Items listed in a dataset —
--------
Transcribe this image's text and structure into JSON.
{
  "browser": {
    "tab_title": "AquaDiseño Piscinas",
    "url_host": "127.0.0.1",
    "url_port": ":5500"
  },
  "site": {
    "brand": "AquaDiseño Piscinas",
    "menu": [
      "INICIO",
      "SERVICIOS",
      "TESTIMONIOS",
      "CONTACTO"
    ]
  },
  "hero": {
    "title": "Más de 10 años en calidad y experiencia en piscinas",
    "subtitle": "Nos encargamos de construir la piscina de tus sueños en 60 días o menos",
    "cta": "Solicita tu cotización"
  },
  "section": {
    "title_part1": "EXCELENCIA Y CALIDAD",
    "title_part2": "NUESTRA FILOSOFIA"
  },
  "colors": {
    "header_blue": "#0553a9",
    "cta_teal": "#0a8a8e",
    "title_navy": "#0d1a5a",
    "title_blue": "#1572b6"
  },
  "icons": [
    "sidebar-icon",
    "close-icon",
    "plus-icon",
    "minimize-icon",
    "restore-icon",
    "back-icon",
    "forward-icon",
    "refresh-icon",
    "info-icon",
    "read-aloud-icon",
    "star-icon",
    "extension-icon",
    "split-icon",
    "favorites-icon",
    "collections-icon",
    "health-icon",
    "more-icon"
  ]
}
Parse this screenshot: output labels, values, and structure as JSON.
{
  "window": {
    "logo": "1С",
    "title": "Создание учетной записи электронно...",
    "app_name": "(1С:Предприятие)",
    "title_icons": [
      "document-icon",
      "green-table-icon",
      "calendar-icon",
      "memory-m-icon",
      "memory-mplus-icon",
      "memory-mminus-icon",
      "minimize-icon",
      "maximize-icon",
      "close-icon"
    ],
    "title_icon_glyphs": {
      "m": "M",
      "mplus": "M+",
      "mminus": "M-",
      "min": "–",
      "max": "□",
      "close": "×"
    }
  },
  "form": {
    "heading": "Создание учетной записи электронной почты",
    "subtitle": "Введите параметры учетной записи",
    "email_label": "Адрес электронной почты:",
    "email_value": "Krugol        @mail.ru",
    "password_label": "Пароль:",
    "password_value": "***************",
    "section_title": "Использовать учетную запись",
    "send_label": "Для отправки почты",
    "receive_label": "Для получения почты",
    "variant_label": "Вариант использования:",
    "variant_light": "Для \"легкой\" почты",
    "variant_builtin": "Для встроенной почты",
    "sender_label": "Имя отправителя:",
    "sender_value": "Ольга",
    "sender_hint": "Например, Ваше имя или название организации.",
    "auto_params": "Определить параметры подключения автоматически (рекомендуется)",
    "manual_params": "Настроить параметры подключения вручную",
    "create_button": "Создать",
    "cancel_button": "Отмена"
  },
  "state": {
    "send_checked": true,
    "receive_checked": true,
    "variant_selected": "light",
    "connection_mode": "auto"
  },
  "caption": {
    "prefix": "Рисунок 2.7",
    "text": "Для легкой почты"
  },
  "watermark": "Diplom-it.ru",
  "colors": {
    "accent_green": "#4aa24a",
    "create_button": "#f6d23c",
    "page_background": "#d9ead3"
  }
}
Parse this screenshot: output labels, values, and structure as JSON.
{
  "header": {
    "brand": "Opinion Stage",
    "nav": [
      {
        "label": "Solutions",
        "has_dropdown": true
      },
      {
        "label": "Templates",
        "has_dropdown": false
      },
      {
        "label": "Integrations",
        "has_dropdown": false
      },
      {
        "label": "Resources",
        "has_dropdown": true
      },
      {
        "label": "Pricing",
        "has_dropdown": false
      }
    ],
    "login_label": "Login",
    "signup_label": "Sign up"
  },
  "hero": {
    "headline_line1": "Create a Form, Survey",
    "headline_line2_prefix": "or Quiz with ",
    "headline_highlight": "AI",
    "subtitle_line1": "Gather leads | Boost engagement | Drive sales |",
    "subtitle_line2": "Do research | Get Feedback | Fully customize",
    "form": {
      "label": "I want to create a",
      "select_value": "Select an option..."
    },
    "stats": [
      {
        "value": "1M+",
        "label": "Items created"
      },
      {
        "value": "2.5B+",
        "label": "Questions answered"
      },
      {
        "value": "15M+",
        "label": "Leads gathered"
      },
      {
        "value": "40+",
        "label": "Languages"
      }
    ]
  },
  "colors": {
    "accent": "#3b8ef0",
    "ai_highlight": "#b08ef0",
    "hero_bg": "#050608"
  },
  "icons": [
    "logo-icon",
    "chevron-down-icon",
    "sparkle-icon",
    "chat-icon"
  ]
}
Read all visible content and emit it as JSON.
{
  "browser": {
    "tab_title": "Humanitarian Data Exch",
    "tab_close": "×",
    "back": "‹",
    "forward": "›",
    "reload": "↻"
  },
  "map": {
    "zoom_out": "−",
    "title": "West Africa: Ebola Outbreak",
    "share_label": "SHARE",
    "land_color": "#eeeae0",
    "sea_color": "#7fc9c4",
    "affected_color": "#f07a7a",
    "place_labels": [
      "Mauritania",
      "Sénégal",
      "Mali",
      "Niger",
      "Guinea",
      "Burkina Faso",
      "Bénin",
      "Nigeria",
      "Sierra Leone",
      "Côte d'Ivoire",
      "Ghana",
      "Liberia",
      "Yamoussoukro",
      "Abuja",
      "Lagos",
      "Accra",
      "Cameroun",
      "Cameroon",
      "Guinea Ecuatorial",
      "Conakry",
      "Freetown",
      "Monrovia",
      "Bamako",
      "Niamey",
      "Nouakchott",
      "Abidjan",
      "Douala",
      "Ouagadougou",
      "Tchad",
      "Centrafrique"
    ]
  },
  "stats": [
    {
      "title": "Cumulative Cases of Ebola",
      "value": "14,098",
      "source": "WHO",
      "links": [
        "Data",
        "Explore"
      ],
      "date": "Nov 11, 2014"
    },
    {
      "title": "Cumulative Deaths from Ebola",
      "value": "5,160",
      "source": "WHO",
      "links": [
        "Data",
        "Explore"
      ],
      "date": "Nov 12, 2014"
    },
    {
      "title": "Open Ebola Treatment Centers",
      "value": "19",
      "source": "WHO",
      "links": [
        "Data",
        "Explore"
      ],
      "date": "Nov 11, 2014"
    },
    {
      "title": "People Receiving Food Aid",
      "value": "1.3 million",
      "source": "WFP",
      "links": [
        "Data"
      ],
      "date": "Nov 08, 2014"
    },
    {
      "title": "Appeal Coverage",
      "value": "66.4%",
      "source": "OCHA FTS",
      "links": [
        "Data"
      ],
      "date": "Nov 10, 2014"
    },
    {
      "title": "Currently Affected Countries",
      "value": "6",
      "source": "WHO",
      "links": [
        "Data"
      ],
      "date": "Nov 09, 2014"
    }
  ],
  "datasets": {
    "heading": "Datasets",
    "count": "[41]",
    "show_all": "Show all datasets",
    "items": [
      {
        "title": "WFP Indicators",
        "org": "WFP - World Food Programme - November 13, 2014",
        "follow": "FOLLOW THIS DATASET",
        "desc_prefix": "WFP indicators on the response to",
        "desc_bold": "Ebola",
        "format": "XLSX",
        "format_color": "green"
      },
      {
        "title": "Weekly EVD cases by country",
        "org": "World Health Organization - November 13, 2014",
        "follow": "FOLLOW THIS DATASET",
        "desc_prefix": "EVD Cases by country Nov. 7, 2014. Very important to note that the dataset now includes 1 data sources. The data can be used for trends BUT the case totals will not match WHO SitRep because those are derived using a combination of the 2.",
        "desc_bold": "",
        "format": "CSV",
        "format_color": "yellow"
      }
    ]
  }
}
--------
EXERCISE DIRECTIONS — Look over the material above and show each line where "электронной" appears.

WRITTEN ANSWER —
    "heading": "Создание учетной записи электронной почты",
    "email_label": "Адрес электронной почты:",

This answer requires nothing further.